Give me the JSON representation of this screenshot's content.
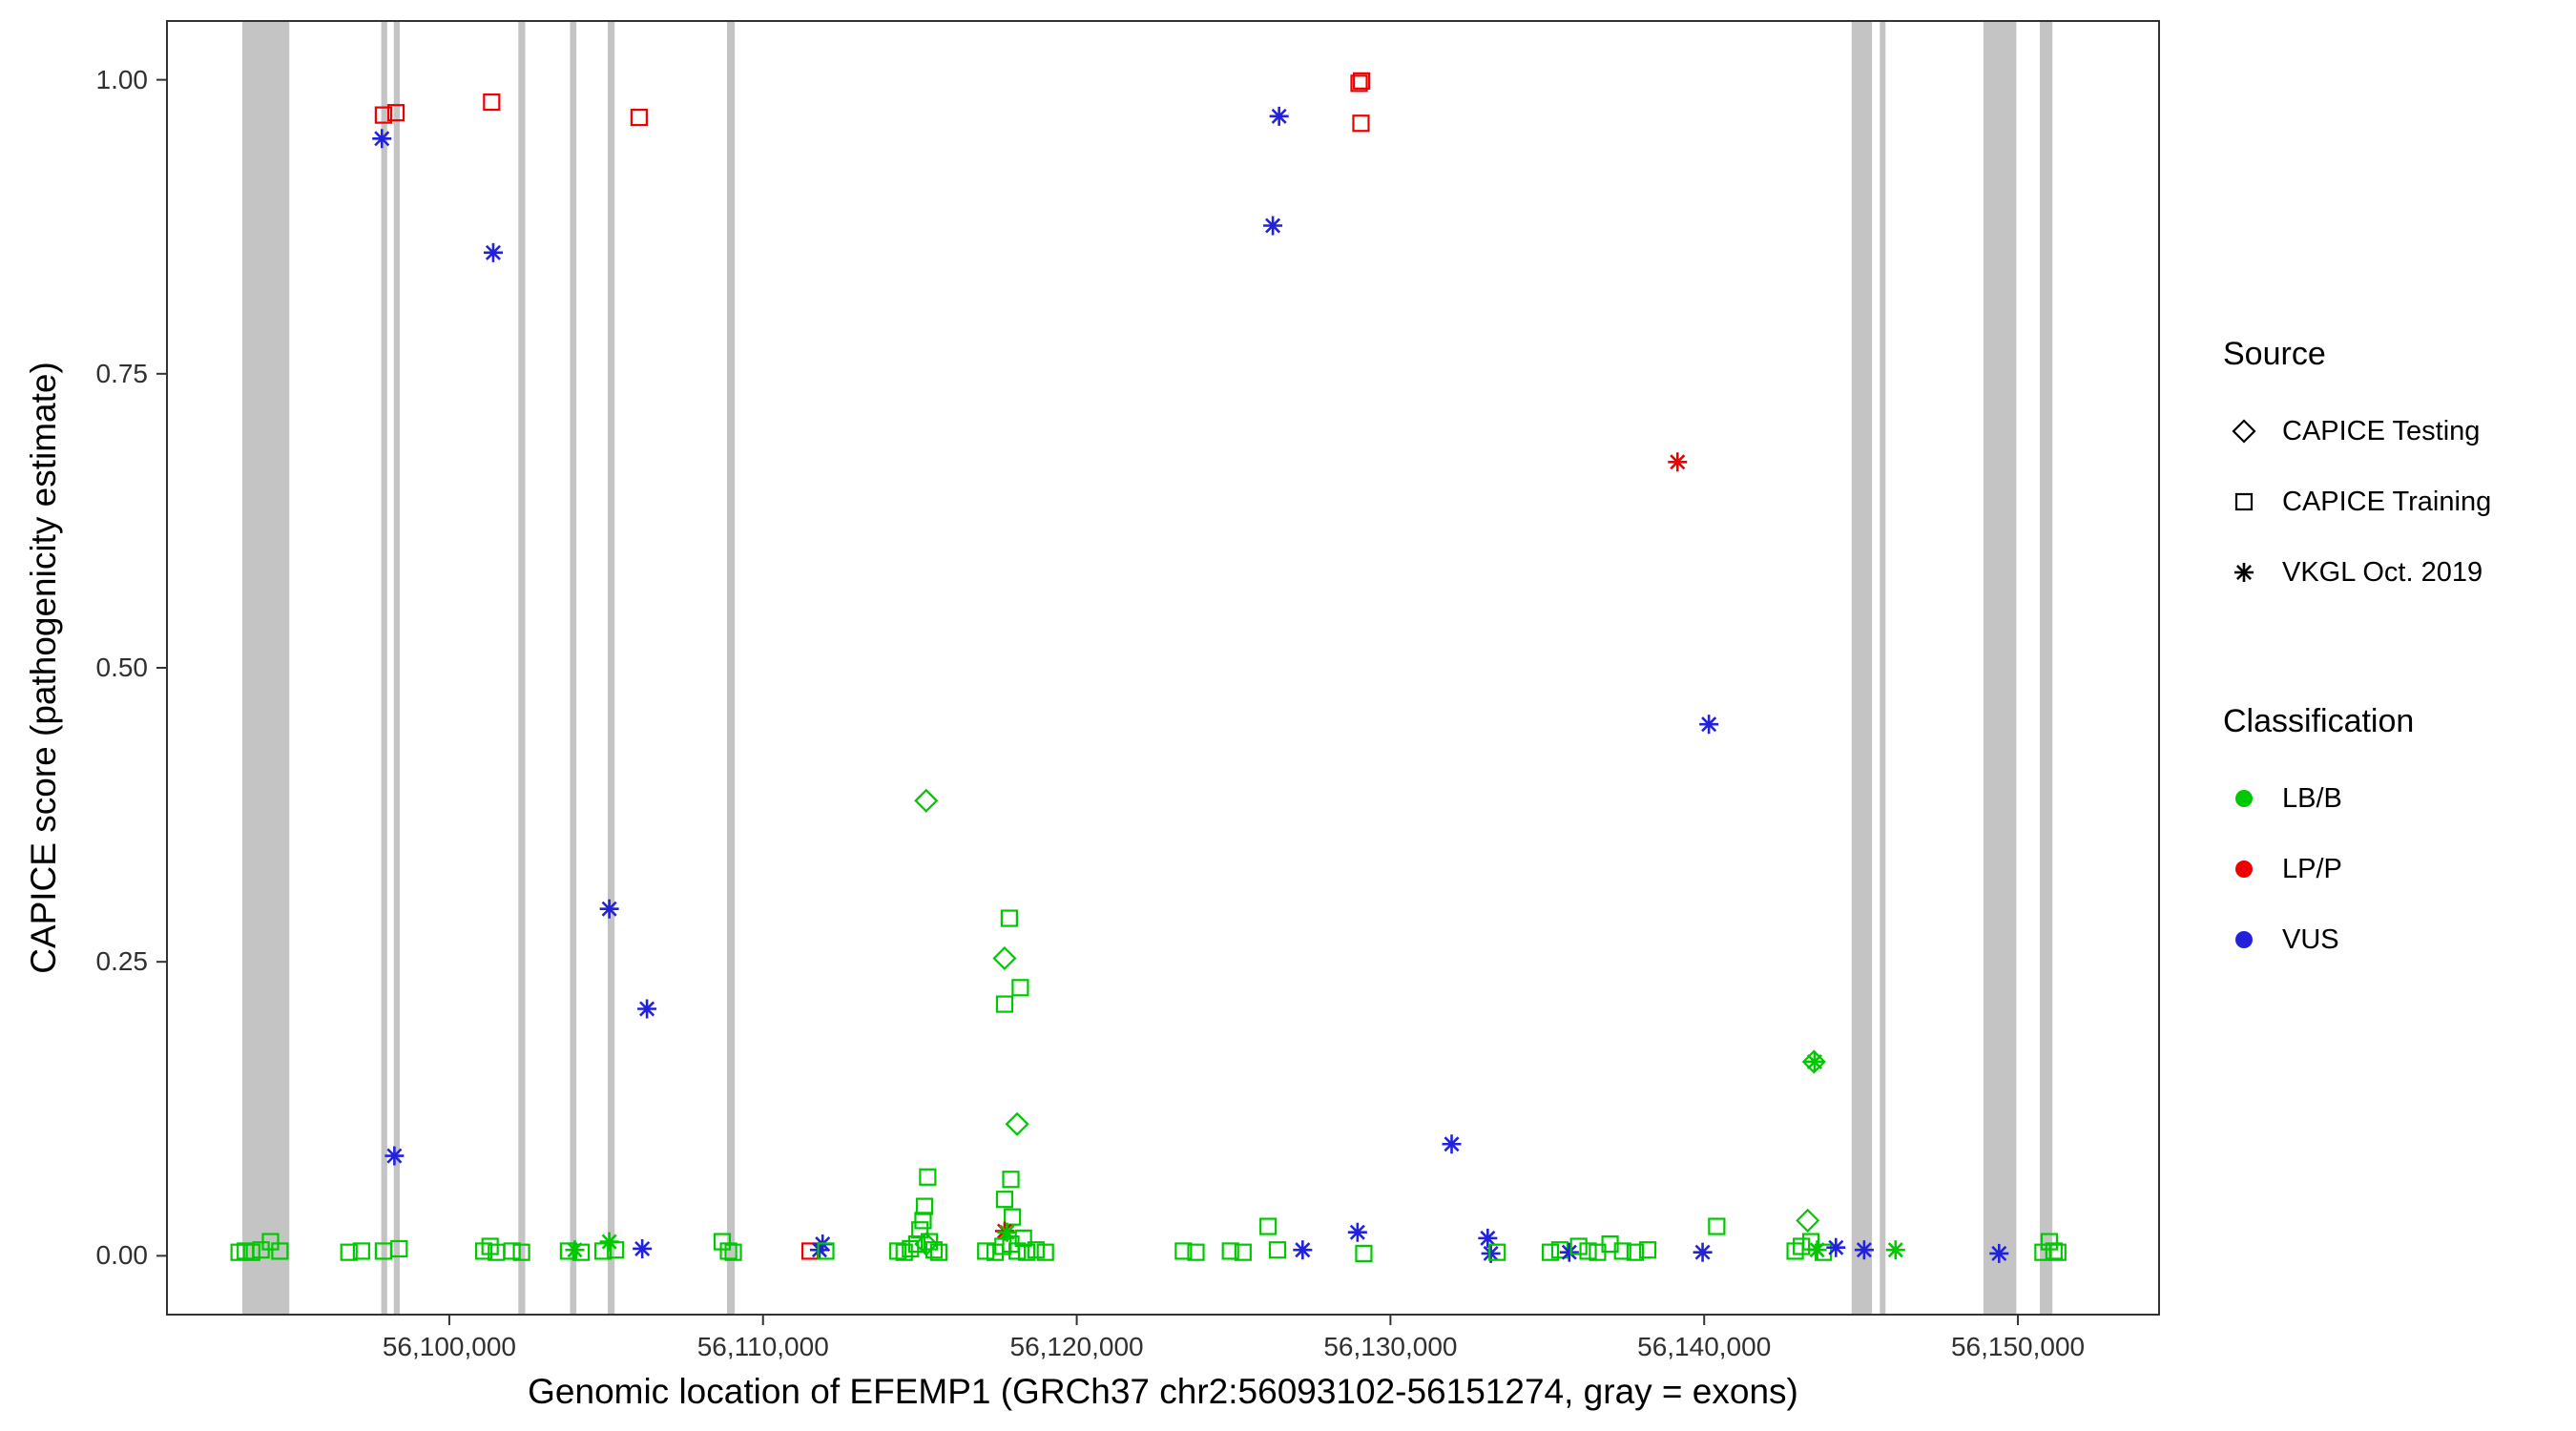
{
  "chart_data": {
    "type": "scatter",
    "title": "",
    "xlabel": "Genomic location of EFEMP1 (GRCh37 chr2:56093102-56151274, gray = exons)",
    "ylabel": "CAPICE score (pathogenicity estimate)",
    "xlim": [
      56091000,
      56154500
    ],
    "ylim": [
      -0.05,
      1.05
    ],
    "grid": false,
    "legend_position": "right",
    "xticks": [
      {
        "value": 56100000,
        "label": "56,100,000"
      },
      {
        "value": 56110000,
        "label": "56,110,000"
      },
      {
        "value": 56120000,
        "label": "56,120,000"
      },
      {
        "value": 56130000,
        "label": "56,130,000"
      },
      {
        "value": 56140000,
        "label": "56,140,000"
      },
      {
        "value": 56150000,
        "label": "56,150,000"
      }
    ],
    "yticks": [
      {
        "value": 0.0,
        "label": "0.00"
      },
      {
        "value": 0.25,
        "label": "0.25"
      },
      {
        "value": 0.5,
        "label": "0.50"
      },
      {
        "value": 0.75,
        "label": "0.75"
      },
      {
        "value": 1.0,
        "label": "1.00"
      }
    ],
    "colors": {
      "LB/B": "#00c800",
      "LP/P": "#ee0000",
      "VUS": "#2222dd",
      "exon": "#c4c4c4",
      "panel_border": "#333333",
      "tick": "#333333"
    },
    "exons": [
      [
        56093400,
        56094900
      ],
      [
        56097830,
        56098020
      ],
      [
        56098230,
        56098420
      ],
      [
        56102200,
        56102420
      ],
      [
        56103850,
        56104050
      ],
      [
        56105050,
        56105270
      ],
      [
        56108850,
        56109100
      ],
      [
        56144700,
        56145350
      ],
      [
        56145600,
        56145780
      ],
      [
        56148900,
        56149950
      ],
      [
        56150700,
        56151100
      ]
    ],
    "legend": {
      "source": {
        "title": "Source",
        "items": [
          {
            "key": "testing",
            "label": "CAPICE Testing",
            "shape": "diamond"
          },
          {
            "key": "training",
            "label": "CAPICE Training",
            "shape": "square"
          },
          {
            "key": "vkgl",
            "label": "VKGL Oct. 2019",
            "shape": "asterisk"
          }
        ]
      },
      "classification": {
        "title": "Classification",
        "items": [
          {
            "key": "LB/B",
            "label": "LB/B",
            "color": "#00c800"
          },
          {
            "key": "LP/P",
            "label": "LP/P",
            "color": "#ee0000"
          },
          {
            "key": "VUS",
            "label": "VUS",
            "color": "#2222dd"
          }
        ]
      }
    },
    "points_format": [
      "genomic_position",
      "capice_score",
      "source",
      "classification"
    ],
    "points": [
      [
        56097900,
        0.97,
        "training",
        "LP/P"
      ],
      [
        56098300,
        0.972,
        "training",
        "LP/P"
      ],
      [
        56097850,
        0.95,
        "vkgl",
        "VUS"
      ],
      [
        56101350,
        0.981,
        "training",
        "LP/P"
      ],
      [
        56106050,
        0.968,
        "training",
        "LP/P"
      ],
      [
        56101400,
        0.853,
        "vkgl",
        "VUS"
      ],
      [
        56126450,
        0.969,
        "vkgl",
        "VUS"
      ],
      [
        56129000,
        0.997,
        "training",
        "LP/P"
      ],
      [
        56129080,
        0.999,
        "training",
        "LP/P"
      ],
      [
        56129060,
        0.963,
        "training",
        "LP/P"
      ],
      [
        56126250,
        0.876,
        "vkgl",
        "VUS"
      ],
      [
        56139150,
        0.675,
        "vkgl",
        "LP/P"
      ],
      [
        56140150,
        0.452,
        "vkgl",
        "VUS"
      ],
      [
        56105100,
        0.295,
        "vkgl",
        "VUS"
      ],
      [
        56106300,
        0.21,
        "vkgl",
        "VUS"
      ],
      [
        56098250,
        0.085,
        "vkgl",
        "VUS"
      ],
      [
        56115200,
        0.387,
        "testing",
        "LB/B"
      ],
      [
        56117700,
        0.253,
        "testing",
        "LB/B"
      ],
      [
        56117850,
        0.287,
        "training",
        "LB/B"
      ],
      [
        56118200,
        0.228,
        "training",
        "LB/B"
      ],
      [
        56117700,
        0.214,
        "training",
        "LB/B"
      ],
      [
        56118100,
        0.112,
        "testing",
        "LB/B"
      ],
      [
        56131950,
        0.095,
        "vkgl",
        "VUS"
      ],
      [
        56143500,
        0.165,
        "testing",
        "LB/B"
      ],
      [
        56143520,
        0.165,
        "vkgl",
        "LB/B"
      ],
      [
        56117900,
        0.065,
        "training",
        "LB/B"
      ],
      [
        56117700,
        0.048,
        "training",
        "LB/B"
      ],
      [
        56117950,
        0.033,
        "training",
        "LB/B"
      ],
      [
        56117700,
        0.021,
        "vkgl",
        "LP/P"
      ],
      [
        56117780,
        0.02,
        "vkgl",
        "LB/B"
      ],
      [
        56117100,
        0.004,
        "training",
        "LB/B"
      ],
      [
        56117400,
        0.003,
        "training",
        "LB/B"
      ],
      [
        56117650,
        0.008,
        "training",
        "LB/B"
      ],
      [
        56117900,
        0.01,
        "training",
        "LB/B"
      ],
      [
        56118100,
        0.004,
        "training",
        "LB/B"
      ],
      [
        56118400,
        0.003,
        "training",
        "LB/B"
      ],
      [
        56118700,
        0.005,
        "training",
        "LB/B"
      ],
      [
        56119000,
        0.003,
        "training",
        "LB/B"
      ],
      [
        56118300,
        0.015,
        "training",
        "LB/B"
      ],
      [
        56114300,
        0.004,
        "training",
        "LB/B"
      ],
      [
        56114500,
        0.003,
        "training",
        "LB/B"
      ],
      [
        56114700,
        0.006,
        "training",
        "LB/B"
      ],
      [
        56114900,
        0.01,
        "training",
        "LB/B"
      ],
      [
        56115000,
        0.022,
        "training",
        "LB/B"
      ],
      [
        56115100,
        0.03,
        "training",
        "LB/B"
      ],
      [
        56115150,
        0.042,
        "training",
        "LB/B"
      ],
      [
        56115250,
        0.067,
        "training",
        "LB/B"
      ],
      [
        56115300,
        0.012,
        "training",
        "LB/B"
      ],
      [
        56115450,
        0.005,
        "training",
        "LB/B"
      ],
      [
        56115600,
        0.003,
        "training",
        "LB/B"
      ],
      [
        56115200,
        0.01,
        "testing",
        "LB/B"
      ],
      [
        56093300,
        0.003,
        "training",
        "LB/B"
      ],
      [
        56093500,
        0.004,
        "training",
        "LB/B"
      ],
      [
        56093700,
        0.003,
        "training",
        "LB/B"
      ],
      [
        56094000,
        0.005,
        "training",
        "LB/B"
      ],
      [
        56094300,
        0.012,
        "training",
        "LB/B"
      ],
      [
        56094600,
        0.004,
        "training",
        "LB/B"
      ],
      [
        56096800,
        0.003,
        "training",
        "LB/B"
      ],
      [
        56097200,
        0.004,
        "training",
        "LB/B"
      ],
      [
        56097900,
        0.004,
        "training",
        "LB/B"
      ],
      [
        56098400,
        0.006,
        "training",
        "LB/B"
      ],
      [
        56101100,
        0.004,
        "training",
        "LB/B"
      ],
      [
        56101300,
        0.008,
        "training",
        "LB/B"
      ],
      [
        56101500,
        0.003,
        "training",
        "LB/B"
      ],
      [
        56102000,
        0.004,
        "training",
        "LB/B"
      ],
      [
        56102300,
        0.003,
        "training",
        "LB/B"
      ],
      [
        56103800,
        0.004,
        "training",
        "LB/B"
      ],
      [
        56104000,
        0.005,
        "vkgl",
        "LB/B"
      ],
      [
        56104200,
        0.003,
        "training",
        "LB/B"
      ],
      [
        56104900,
        0.004,
        "training",
        "LB/B"
      ],
      [
        56105100,
        0.012,
        "vkgl",
        "LB/B"
      ],
      [
        56105300,
        0.005,
        "training",
        "LB/B"
      ],
      [
        56106150,
        0.006,
        "vkgl",
        "VUS"
      ],
      [
        56108700,
        0.012,
        "training",
        "LB/B"
      ],
      [
        56108900,
        0.004,
        "training",
        "LB/B"
      ],
      [
        56109050,
        0.003,
        "training",
        "LB/B"
      ],
      [
        56111500,
        0.004,
        "training",
        "LP/P"
      ],
      [
        56111800,
        0.005,
        "vkgl",
        "VUS"
      ],
      [
        56111900,
        0.01,
        "vkgl",
        "VUS"
      ],
      [
        56112000,
        0.004,
        "training",
        "LB/B"
      ],
      [
        56123400,
        0.004,
        "training",
        "LB/B"
      ],
      [
        56123800,
        0.003,
        "training",
        "LB/B"
      ],
      [
        56124900,
        0.004,
        "training",
        "LB/B"
      ],
      [
        56125300,
        0.003,
        "training",
        "LB/B"
      ],
      [
        56126100,
        0.025,
        "training",
        "LB/B"
      ],
      [
        56126400,
        0.005,
        "training",
        "LB/B"
      ],
      [
        56127200,
        0.005,
        "vkgl",
        "VUS"
      ],
      [
        56128950,
        0.02,
        "vkgl",
        "VUS"
      ],
      [
        56129150,
        0.002,
        "training",
        "LB/B"
      ],
      [
        56133100,
        0.015,
        "vkgl",
        "VUS"
      ],
      [
        56133200,
        0.002,
        "vkgl",
        "VUS"
      ],
      [
        56133400,
        0.003,
        "training",
        "LB/B"
      ],
      [
        56135100,
        0.003,
        "training",
        "LB/B"
      ],
      [
        56135400,
        0.005,
        "training",
        "LB/B"
      ],
      [
        56135700,
        0.003,
        "vkgl",
        "VUS"
      ],
      [
        56136000,
        0.008,
        "training",
        "LB/B"
      ],
      [
        56136300,
        0.004,
        "training",
        "LB/B"
      ],
      [
        56136600,
        0.003,
        "training",
        "LB/B"
      ],
      [
        56137000,
        0.01,
        "training",
        "LB/B"
      ],
      [
        56137400,
        0.004,
        "training",
        "LB/B"
      ],
      [
        56137800,
        0.003,
        "training",
        "LB/B"
      ],
      [
        56138200,
        0.005,
        "training",
        "LB/B"
      ],
      [
        56139950,
        0.003,
        "vkgl",
        "VUS"
      ],
      [
        56140400,
        0.025,
        "training",
        "LB/B"
      ],
      [
        56142900,
        0.004,
        "training",
        "LB/B"
      ],
      [
        56143100,
        0.008,
        "training",
        "LB/B"
      ],
      [
        56143300,
        0.03,
        "testing",
        "LB/B"
      ],
      [
        56143400,
        0.012,
        "training",
        "LB/B"
      ],
      [
        56143600,
        0.005,
        "vkgl",
        "LB/B"
      ],
      [
        56143800,
        0.003,
        "training",
        "LB/B"
      ],
      [
        56144200,
        0.007,
        "vkgl",
        "VUS"
      ],
      [
        56145100,
        0.005,
        "vkgl",
        "VUS"
      ],
      [
        56146100,
        0.005,
        "vkgl",
        "LB/B"
      ],
      [
        56149400,
        0.002,
        "vkgl",
        "VUS"
      ],
      [
        56150800,
        0.003,
        "training",
        "LB/B"
      ],
      [
        56151000,
        0.012,
        "training",
        "LB/B"
      ],
      [
        56151150,
        0.004,
        "training",
        "LB/B"
      ],
      [
        56151270,
        0.003,
        "training",
        "LB/B"
      ]
    ]
  }
}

Aim of the exercise »
Which lines in the records above contain the string "title"? Copy them.

Result of the exercise »
    "title": "",
        "title": "Source",
        "title": "Classification",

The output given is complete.